| What this task involves |
Collect every line of the records below that contains the word "JSON".

| Data for the task |
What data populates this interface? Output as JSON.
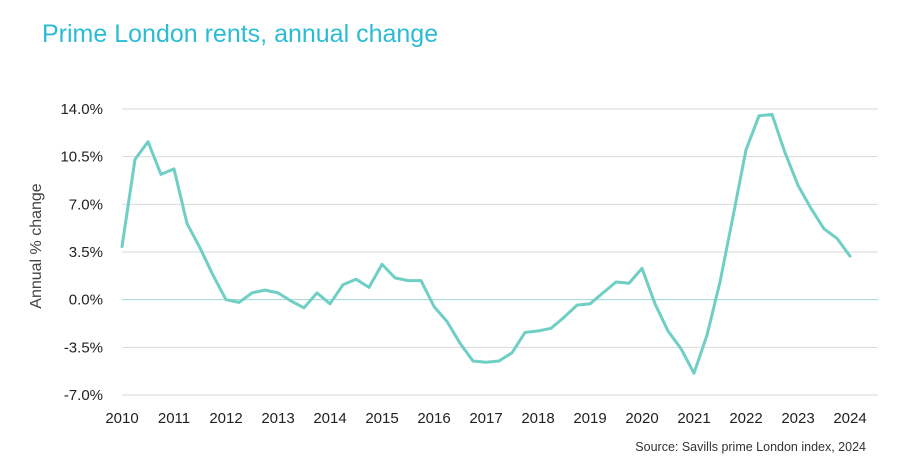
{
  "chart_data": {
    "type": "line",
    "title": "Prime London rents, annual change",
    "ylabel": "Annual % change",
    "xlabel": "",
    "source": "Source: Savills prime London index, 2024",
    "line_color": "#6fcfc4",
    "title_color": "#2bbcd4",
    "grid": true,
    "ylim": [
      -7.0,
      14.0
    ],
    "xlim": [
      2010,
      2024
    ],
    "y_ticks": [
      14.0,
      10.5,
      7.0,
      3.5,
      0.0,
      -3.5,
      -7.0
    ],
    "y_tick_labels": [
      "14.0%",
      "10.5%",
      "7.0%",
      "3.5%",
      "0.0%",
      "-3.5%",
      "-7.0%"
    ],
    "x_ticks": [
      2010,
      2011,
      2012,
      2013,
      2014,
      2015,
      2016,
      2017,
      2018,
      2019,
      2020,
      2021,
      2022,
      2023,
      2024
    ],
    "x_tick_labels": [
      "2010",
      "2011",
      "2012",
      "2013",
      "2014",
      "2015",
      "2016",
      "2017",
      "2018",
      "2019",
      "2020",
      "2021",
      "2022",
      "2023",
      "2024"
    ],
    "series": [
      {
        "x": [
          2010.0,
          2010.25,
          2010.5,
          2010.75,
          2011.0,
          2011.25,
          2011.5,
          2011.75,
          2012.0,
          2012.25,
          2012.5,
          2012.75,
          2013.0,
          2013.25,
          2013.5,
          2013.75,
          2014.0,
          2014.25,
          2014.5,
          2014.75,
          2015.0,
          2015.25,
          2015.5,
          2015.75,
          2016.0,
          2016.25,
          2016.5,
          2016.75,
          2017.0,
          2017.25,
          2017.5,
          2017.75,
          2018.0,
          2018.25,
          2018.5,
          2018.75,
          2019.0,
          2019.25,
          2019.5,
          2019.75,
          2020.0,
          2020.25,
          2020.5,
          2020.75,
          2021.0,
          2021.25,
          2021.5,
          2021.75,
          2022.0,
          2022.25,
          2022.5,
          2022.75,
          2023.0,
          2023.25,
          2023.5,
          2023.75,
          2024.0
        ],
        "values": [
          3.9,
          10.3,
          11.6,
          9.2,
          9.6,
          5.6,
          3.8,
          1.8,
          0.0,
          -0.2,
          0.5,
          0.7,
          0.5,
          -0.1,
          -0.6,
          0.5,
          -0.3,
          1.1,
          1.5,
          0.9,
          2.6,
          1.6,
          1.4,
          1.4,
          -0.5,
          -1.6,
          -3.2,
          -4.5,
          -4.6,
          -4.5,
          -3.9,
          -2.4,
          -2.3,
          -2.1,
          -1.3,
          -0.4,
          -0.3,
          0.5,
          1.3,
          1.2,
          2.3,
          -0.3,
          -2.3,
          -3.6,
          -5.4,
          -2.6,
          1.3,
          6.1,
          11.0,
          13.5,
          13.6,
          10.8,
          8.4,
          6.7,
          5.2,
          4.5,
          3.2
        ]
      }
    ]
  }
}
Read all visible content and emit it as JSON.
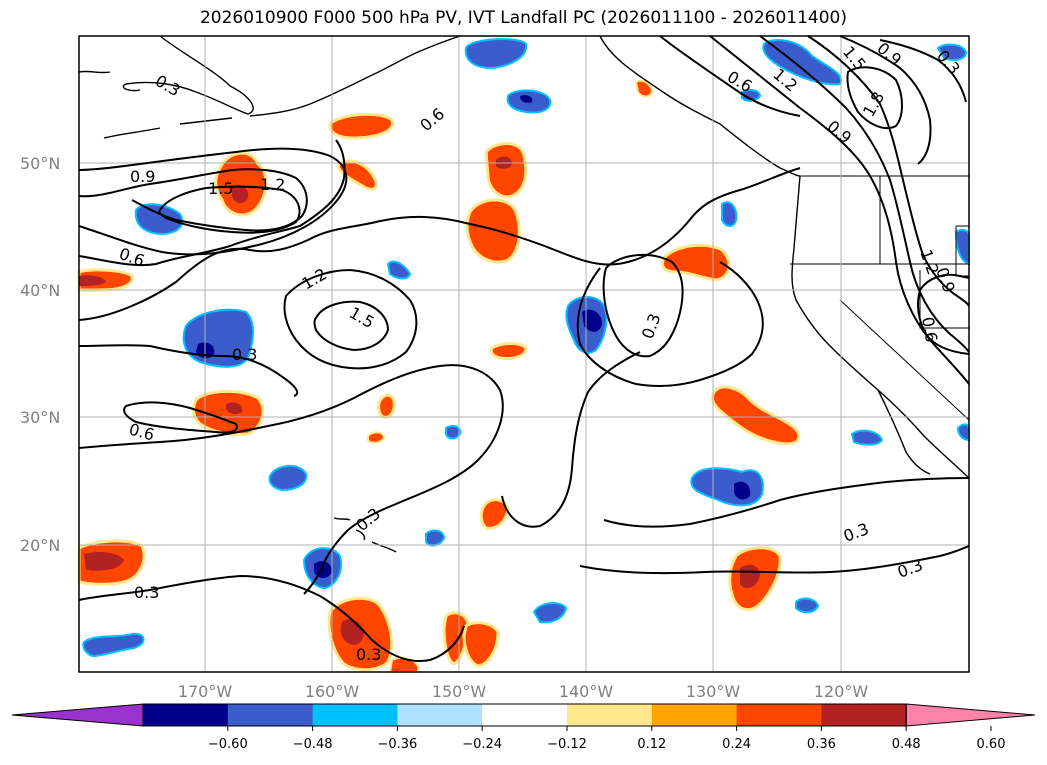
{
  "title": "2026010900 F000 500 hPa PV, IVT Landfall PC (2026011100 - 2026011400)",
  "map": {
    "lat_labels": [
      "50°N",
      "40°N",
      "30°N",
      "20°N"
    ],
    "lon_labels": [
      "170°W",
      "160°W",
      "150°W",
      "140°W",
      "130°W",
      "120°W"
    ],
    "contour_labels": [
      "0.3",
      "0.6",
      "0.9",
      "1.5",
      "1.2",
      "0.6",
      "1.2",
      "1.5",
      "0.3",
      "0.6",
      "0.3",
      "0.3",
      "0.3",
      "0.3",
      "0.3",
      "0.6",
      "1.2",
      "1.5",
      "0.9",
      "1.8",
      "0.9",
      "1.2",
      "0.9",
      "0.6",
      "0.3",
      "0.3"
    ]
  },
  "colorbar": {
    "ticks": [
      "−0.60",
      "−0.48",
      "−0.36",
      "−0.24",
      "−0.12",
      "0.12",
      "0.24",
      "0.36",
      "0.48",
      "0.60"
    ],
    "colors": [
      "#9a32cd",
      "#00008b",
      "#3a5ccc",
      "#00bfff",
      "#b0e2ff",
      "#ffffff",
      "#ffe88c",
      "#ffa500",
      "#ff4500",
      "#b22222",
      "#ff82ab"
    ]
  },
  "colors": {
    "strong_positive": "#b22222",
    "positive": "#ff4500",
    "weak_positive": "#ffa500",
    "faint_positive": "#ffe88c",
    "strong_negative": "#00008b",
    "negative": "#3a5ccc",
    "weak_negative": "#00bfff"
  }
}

| Response for this exercise |
What data populates this interface? Output as JSON.
Read all visible content and emit it as JSON.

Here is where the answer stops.